=== Work to complete ===
Leave out the images; return the rest of the data exactly.

═════ The input ═════

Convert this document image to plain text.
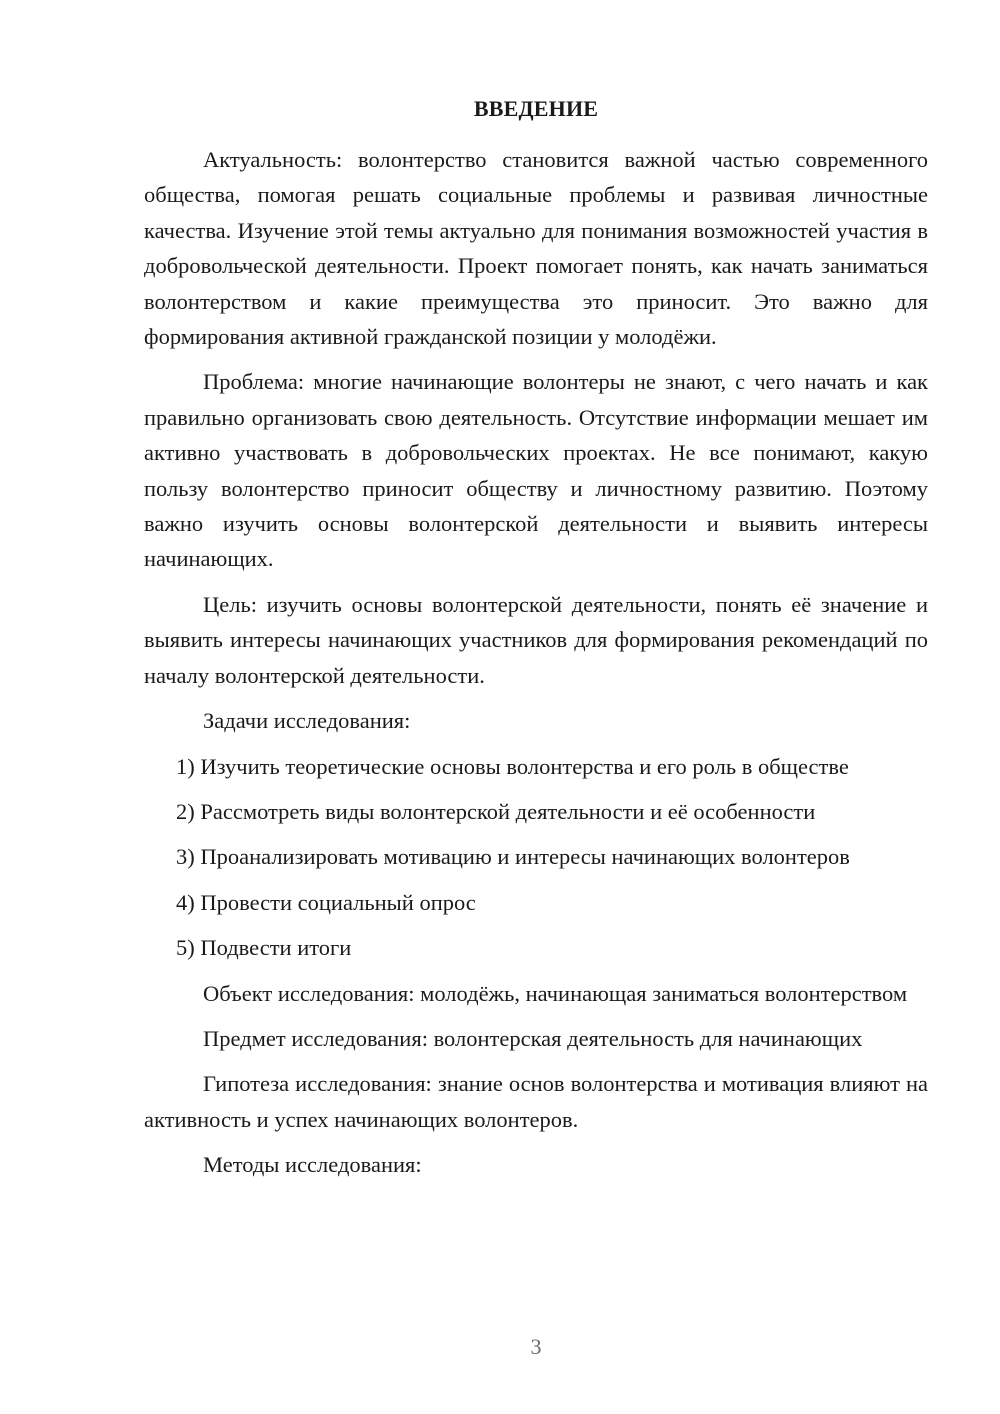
ВВЕДЕНИЕ

Актуальность: волонтерство становится важной частью современного общества, помогая решать социальные проблемы и развивая личностные качества. Изучение этой темы актуально для понимания возможностей участия в добровольческой деятельности. Проект помогает понять, как начать заниматься волонтерством и какие преимущества это приносит. Это важно для формирования активной гражданской позиции у молодёжи.

Проблема: многие начинающие волонтеры не знают, с чего начать и как правильно организовать свою деятельность. Отсутствие информации мешает им активно участвовать в добровольческих проектах. Не все понимают, какую пользу волонтерство приносит обществу и личностному развитию. Поэтому важно изучить основы волонтерской деятельности и выявить интересы начинающих.

Цель: изучить основы волонтерской деятельности, понять её значение и выявить интересы начинающих участников для формирования рекомендаций по началу волонтерской деятельности.

Задачи исследования:

1) Изучить теоретические основы волонтерства и его роль в обществе
2) Рассмотреть виды волонтерской деятельности и её особенности
3) Проанализировать мотивацию и интересы начинающих волонтеров
4) Провести социальный опрос
5) Подвести итоги

Объект исследования: молодёжь, начинающая заниматься волонтерством

Предмет исследования: волонтерская деятельность для начинающих

Гипотеза исследования: знание основ волонтерства и мотивация влияют на активность и успех начинающих волонтеров.

Методы исследования:

3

═════

=== The solution ===
Convert this document image to plain text.
ВВЕДЕНИЕ

Актуальность: волонтерство становится важной частью современного общества, помогая решать социальные проблемы и развивая личностные качества. Изучение этой темы актуально для понимания возможностей участия в добровольческой деятельности. Проект помогает понять, как начать заниматься волонтерством и какие преимущества это приносит. Это важно для формирования активной гражданской позиции у молодёжи.

Проблема: многие начинающие волонтеры не знают, с чего начать и как правильно организовать свою деятельность. Отсутствие информации мешает им активно участвовать в добровольческих проектах. Не все понимают, какую пользу волонтерство приносит обществу и личностному развитию. Поэтому важно изучить основы волонтерской деятельности и выявить интересы начинающих.

Цель: изучить основы волонтерской деятельности, понять её значение и выявить интересы начинающих участников для формирования рекомендаций по началу волонтерской деятельности.

Задачи исследования:

1) Изучить теоретические основы волонтерства и его роль в обществе
2) Рассмотреть виды волонтерской деятельности и её особенности
3) Проанализировать мотивацию и интересы начинающих волонтеров
4) Провести социальный опрос
5) Подвести итоги

Объект исследования: молодёжь, начинающая заниматься волонтерством

Предмет исследования: волонтерская деятельность для начинающих

Гипотеза исследования: знание основ волонтерства и мотивация влияют на активность и успех начинающих волонтеров.

Методы исследования:

3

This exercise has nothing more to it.